Your instructions: Will you give every entry again exactly as it stands?

Provided material:

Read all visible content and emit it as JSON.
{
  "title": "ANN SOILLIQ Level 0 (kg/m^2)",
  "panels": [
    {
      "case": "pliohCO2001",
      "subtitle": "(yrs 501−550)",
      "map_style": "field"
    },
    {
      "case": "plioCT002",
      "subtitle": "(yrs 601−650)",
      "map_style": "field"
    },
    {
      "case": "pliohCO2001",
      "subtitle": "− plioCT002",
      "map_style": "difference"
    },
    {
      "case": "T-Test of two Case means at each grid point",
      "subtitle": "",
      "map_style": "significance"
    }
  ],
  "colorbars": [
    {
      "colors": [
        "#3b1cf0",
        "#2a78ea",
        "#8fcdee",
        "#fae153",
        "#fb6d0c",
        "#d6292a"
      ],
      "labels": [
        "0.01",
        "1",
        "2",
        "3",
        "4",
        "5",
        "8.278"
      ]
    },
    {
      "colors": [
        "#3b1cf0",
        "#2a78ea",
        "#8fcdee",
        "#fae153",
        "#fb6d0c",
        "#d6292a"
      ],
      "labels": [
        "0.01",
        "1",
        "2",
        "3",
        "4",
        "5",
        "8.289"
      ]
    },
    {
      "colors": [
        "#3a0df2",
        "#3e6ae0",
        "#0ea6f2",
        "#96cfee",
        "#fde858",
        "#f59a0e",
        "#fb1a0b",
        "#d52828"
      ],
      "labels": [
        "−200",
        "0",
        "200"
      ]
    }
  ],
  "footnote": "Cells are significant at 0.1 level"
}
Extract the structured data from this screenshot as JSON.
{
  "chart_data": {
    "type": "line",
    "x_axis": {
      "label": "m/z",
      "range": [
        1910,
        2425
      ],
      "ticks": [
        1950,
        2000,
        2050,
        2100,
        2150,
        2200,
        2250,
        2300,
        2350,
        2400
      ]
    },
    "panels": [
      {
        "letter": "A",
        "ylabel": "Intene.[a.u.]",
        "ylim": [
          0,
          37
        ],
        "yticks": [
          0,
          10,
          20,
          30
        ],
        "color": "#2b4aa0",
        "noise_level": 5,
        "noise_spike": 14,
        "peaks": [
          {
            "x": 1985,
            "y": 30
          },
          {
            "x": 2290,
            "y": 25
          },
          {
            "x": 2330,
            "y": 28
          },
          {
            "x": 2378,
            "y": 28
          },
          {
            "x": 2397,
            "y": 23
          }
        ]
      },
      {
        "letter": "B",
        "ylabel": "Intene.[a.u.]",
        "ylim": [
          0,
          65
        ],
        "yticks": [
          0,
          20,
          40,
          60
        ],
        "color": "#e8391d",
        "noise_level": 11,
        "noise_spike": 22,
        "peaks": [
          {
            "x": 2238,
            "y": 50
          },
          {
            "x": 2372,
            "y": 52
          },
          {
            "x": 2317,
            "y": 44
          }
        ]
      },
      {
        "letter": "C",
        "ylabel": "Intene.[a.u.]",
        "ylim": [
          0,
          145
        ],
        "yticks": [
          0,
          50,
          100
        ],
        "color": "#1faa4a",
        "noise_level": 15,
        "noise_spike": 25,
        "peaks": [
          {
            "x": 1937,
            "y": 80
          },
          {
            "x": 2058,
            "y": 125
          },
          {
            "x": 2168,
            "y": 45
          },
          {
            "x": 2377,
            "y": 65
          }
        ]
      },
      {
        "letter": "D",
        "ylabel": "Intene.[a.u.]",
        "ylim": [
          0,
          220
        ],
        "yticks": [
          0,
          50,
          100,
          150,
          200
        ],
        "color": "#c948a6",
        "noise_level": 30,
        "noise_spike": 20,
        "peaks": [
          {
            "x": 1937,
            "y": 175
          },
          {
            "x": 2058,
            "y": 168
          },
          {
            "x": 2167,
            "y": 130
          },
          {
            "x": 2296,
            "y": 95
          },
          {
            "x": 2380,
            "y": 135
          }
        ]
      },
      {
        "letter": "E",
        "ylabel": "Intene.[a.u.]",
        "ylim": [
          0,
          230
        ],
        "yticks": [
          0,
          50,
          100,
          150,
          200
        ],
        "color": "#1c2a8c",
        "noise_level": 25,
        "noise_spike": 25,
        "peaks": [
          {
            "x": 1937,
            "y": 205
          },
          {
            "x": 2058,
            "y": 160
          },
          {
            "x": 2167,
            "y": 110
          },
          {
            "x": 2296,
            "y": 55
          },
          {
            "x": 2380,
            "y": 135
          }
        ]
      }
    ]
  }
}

Output:
Read all visible content and emit it as JSON.
{
  "title": "ANN SOILLIQ Level 0 (kg/m^2)",
  "panels": [
    {
      "case": "pliohCO2001",
      "subtitle": "(yrs 501−550)",
      "map_style": "field"
    },
    {
      "case": "plioCT002",
      "subtitle": "(yrs 601−650)",
      "map_style": "field"
    },
    {
      "case": "pliohCO2001",
      "subtitle": "− plioCT002",
      "map_style": "difference"
    },
    {
      "case": "T-Test of two Case means at each grid point",
      "subtitle": "",
      "map_style": "significance"
    }
  ],
  "colorbars": [
    {
      "colors": [
        "#3b1cf0",
        "#2a78ea",
        "#8fcdee",
        "#fae153",
        "#fb6d0c",
        "#d6292a"
      ],
      "labels": [
        "0.01",
        "1",
        "2",
        "3",
        "4",
        "5",
        "8.278"
      ]
    },
    {
      "colors": [
        "#3b1cf0",
        "#2a78ea",
        "#8fcdee",
        "#fae153",
        "#fb6d0c",
        "#d6292a"
      ],
      "labels": [
        "0.01",
        "1",
        "2",
        "3",
        "4",
        "5",
        "8.289"
      ]
    },
    {
      "colors": [
        "#3a0df2",
        "#3e6ae0",
        "#0ea6f2",
        "#96cfee",
        "#fde858",
        "#f59a0e",
        "#fb1a0b",
        "#d52828"
      ],
      "labels": [
        "−200",
        "0",
        "200"
      ]
    }
  ],
  "footnote": "Cells are significant at 0.1 level"
}
Extract the structured data from this screenshot as JSON.
{
  "chart_data": {
    "type": "line",
    "x_axis": {
      "label": "m/z",
      "range": [
        1910,
        2425
      ],
      "ticks": [
        1950,
        2000,
        2050,
        2100,
        2150,
        2200,
        2250,
        2300,
        2350,
        2400
      ]
    },
    "panels": [
      {
        "letter": "A",
        "ylabel": "Intene.[a.u.]",
        "ylim": [
          0,
          37
        ],
        "yticks": [
          0,
          10,
          20,
          30
        ],
        "color": "#2b4aa0",
        "noise_level": 5,
        "noise_spike": 14,
        "peaks": [
          {
            "x": 1985,
            "y": 30
          },
          {
            "x": 2290,
            "y": 25
          },
          {
            "x": 2330,
            "y": 28
          },
          {
            "x": 2378,
            "y": 28
          },
          {
            "x": 2397,
            "y": 23
          }
        ]
      },
      {
        "letter": "B",
        "ylabel": "Intene.[a.u.]",
        "ylim": [
          0,
          65
        ],
        "yticks": [
          0,
          20,
          40,
          60
        ],
        "color": "#e8391d",
        "noise_level": 11,
        "noise_spike": 22,
        "peaks": [
          {
            "x": 2238,
            "y": 50
          },
          {
            "x": 2372,
            "y": 52
          },
          {
            "x": 2317,
            "y": 44
          }
        ]
      },
      {
        "letter": "C",
        "ylabel": "Intene.[a.u.]",
        "ylim": [
          0,
          145
        ],
        "yticks": [
          0,
          50,
          100
        ],
        "color": "#1faa4a",
        "noise_level": 15,
        "noise_spike": 25,
        "peaks": [
          {
            "x": 1937,
            "y": 80
          },
          {
            "x": 2058,
            "y": 125
          },
          {
            "x": 2168,
            "y": 45
          },
          {
            "x": 2377,
            "y": 65
          }
        ]
      },
      {
        "letter": "D",
        "ylabel": "Intene.[a.u.]",
        "ylim": [
          0,
          220
        ],
        "yticks": [
          0,
          50,
          100,
          150,
          200
        ],
        "color": "#c948a6",
        "noise_level": 30,
        "noise_spike": 20,
        "peaks": [
          {
            "x": 1937,
            "y": 175
          },
          {
            "x": 2058,
            "y": 168
          },
          {
            "x": 2167,
            "y": 130
          },
          {
            "x": 2296,
            "y": 95
          },
          {
            "x": 2380,
            "y": 135
          }
        ]
      },
      {
        "letter": "E",
        "ylabel": "Intene.[a.u.]",
        "ylim": [
          0,
          230
        ],
        "yticks": [
          0,
          50,
          100,
          150,
          200
        ],
        "color": "#1c2a8c",
        "noise_level": 25,
        "noise_spike": 25,
        "peaks": [
          {
            "x": 1937,
            "y": 205
          },
          {
            "x": 2058,
            "y": 160
          },
          {
            "x": 2167,
            "y": 110
          },
          {
            "x": 2296,
            "y": 55
          },
          {
            "x": 2380,
            "y": 135
          }
        ]
      }
    ]
  }
}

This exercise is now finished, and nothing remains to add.